----- Alıntı metin -----

Gölpazarı

Gölpazarı
Ülke Türkiye
İl Bilecik
Coğrafi bölge Marmara Bölgesi
İdare
  Kaymakam İbrahim Güneş [1]
  Belediye başkanı Hayri Suer (AK Parti) [2]
Yüzölçümü
  Toplam 686 km² (264 mil²)
Rakım 550 m (1.800 ft)
Nüfus
 (2018)
  Toplam 10,591
  Kır
-
  Şehir
-
Zaman dilimi UTC+03.00 (UDAZD)
Posta kodu 11700
İl alan kodu 0228
İl plaka kodu 11
Resmî site
Belediye

Gölpazarı, Bilecik ilinin bir ilçesidir.

Tarihçe

Osmanlının kuruluşunda hizmetleri geçen Gazi Mihal önemlidir. Hâlen Gazi Mihal adı bir ilkokulda ve ilçe hamamında yaşatılmaktadır. İlçede hava şehitlerinden pilot yüzbaşı Cengiz Topel adına yaptırılan bir ilkokul daha bulunmaktadır.

Çanakkale Savaşları'na birçok gencini gönderen ve kaybeden halk, Türk Kurtuluş Savaşı'nda ise Sakarya Nehrinin aşırı yükselmesi neticesinde düşman işgaline uğramamıştır. Yöredeki yerli halka Manav ve macirlar da denilmektedir.

Üyükler, Kocakamalar, Bölükbaşılar (Sütçüler), Köseler, Ayazlar, Eyüpağalar,Alapanlar, Keskinağalar, Hacımollalar,Kayalar, Kazımağalar, Kadıoğulları ve Karaşükrüler geçmişten günümüze uzanan başlıca aile lakaplarıdır. Bilecik ilçe merkezine yakın olması ve ekonomik yetersizliklerden dolayı ilçe göç vermektedir.

----- Kayıtlı bilgiler -----

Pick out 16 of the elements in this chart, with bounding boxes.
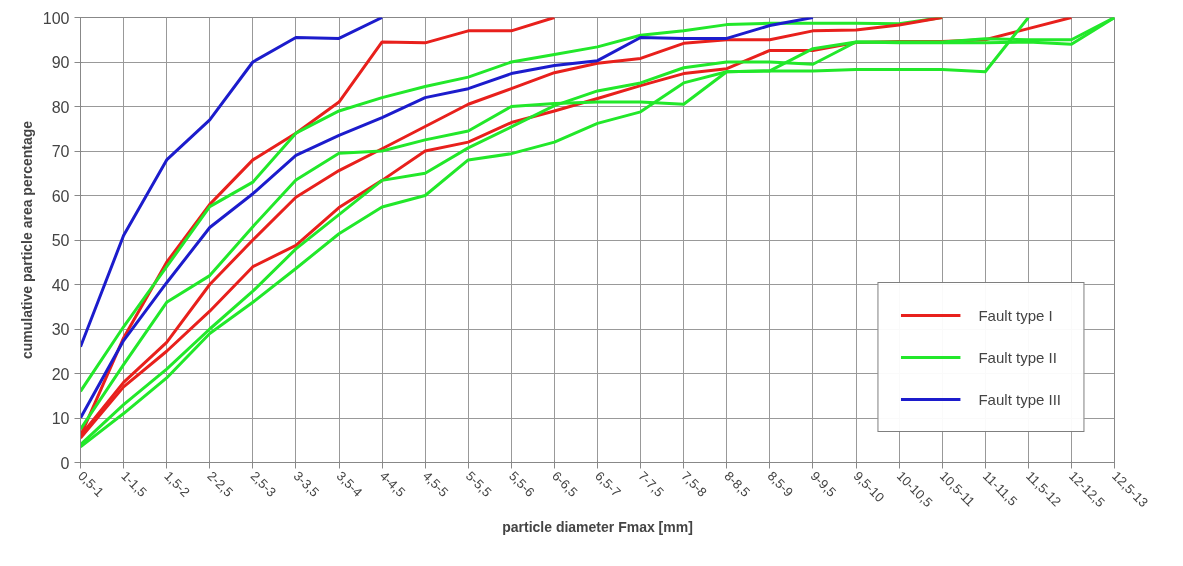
- y-tick-label: 20: [51, 365, 70, 383]
- y-tick-label: 70: [51, 143, 70, 160]
- y-tick-label: 10: [51, 410, 70, 427]
- y-tick-label: 100: [42, 9, 70, 27]
- y-tick-label: 50: [51, 232, 70, 249]
- legend-label: Fault type III: [978, 390, 1061, 408]
- legend-label: Fault type II: [978, 348, 1057, 366]
- y-tick-label: 0: [60, 454, 70, 472]
- legend-label: Fault type I: [978, 306, 1053, 324]
- y-tick-label: 90: [51, 54, 70, 71]
- y-tick-label: 80: [51, 98, 70, 116]
- y-axis-title: cumulative particle area percentage: [18, 120, 35, 360]
- y-tick-label: 40: [51, 276, 70, 294]
- y-tick-label: 30: [51, 321, 70, 338]
- y-tick-label: 60: [51, 187, 70, 205]
- x-axis-title: particle diameter Fmax [mm]: [502, 519, 693, 536]
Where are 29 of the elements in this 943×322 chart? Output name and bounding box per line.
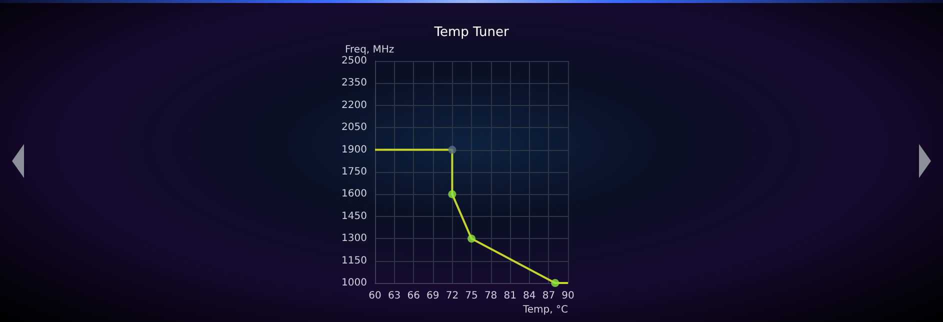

-----

=== Çözülecek problem ===
Gölpazarı ilçesini anlatan metni, son cümlesinden sonrasını yazarak sürdürün.

=== Nihai sonuç ===
İl Özel idaresinin Kalkınma Planlarında Yenipazar İlçesi ile birlikte, Tarımsal bölge olarak ayrılan ve Kırsal Kalkınma bandında yer alan ilçede tarımsal çeşitlilik artmaktadır.El değiştiren topraklar ile birlikte ilçede yabancı yatırımcılar faaliyet göstermeye başlamışlardır. Ekolojik tarım için fırsatlar sunan ilçede yabancı yatırımcılar pozisyon almaktadırlar.

Temiz su kaynakları ve toprak zenginliği ile 150 metreden 800 metreye kadar rakımda farklı biyo çeşitliliğe sahip ilçede ekolojik tarım gelişme göstermektedir. Ekolojik hayvancılık geniş meralara sahip ilçede önemli bir fırsattır.

ANTİK ÇAĞ'DA GÖLPAZARI VE YÖRESİ

Günümüz Gölpazarı yöresine ait tarihi bilgilere, maalesef tek bir kaynaktan ulaşılamamakta ve bölge hakkında bilgi verebilen yeterli kaynak bulunmamaktadır. Antik çağ öncesi ve sonrası bölge tarihi ile ilgili bilgileri ancak yazılan eserlerin, makalelerin, tezlerin veya tarih kitaplarının küçük paragraflarından arayıp bulmak suretiyle, bölgenin geçmiş tarihi hakkında bilgi sahibi olabilmekteyiz. Bu kaynaklardan elde edilen bilgilerde ise bazı farklılıklar göze çarpmakta ortaya çıkan bu farklılıklar, bölge hakkında yorumlamaya dayalı bilgiler elde edilmesine neden olabilmektedir.

Bölgenin antik çağ geçmişi ile ilgili en önemli bilgilere; “Bithynia (Bitinya)”  bölgesi ile ilgili yazılan eserlerin ilgili bölümlerinden, orta çağ ve sonrası bilgilere ise Osmanlı, Bizans ve Cumhuriyet dönemi tarihçilerinin eserlerinde yer alan paragrafların satır aralarından öğrenebilmekteyiz.

Bölge; tarih öncesinde çok çeşitli uygarlıklara (Luwiler, Hititler, Frigler, Lidyalılar, Tracklar, Persler, Romalılar, Abbasiler, Bizanslılar, Selçuklular ve son olarak Osmanlılar) ev sahipliği yaptığı yazılıp çizilmiştir.  Bölgenin; erken dönemde Bitinya krallığının, erken ve geç Roma dönemlerinde Roma İmparatorluğuna bağlı (Bizans dâhil) Bitinya Eyaleti’nin, 1326 tarihinde ise Osmanlı devleti Hüdavendigar Livasına bağlı bir kaza olarak tarih sahnesinde yerini aldığını hatırlatmış olalım.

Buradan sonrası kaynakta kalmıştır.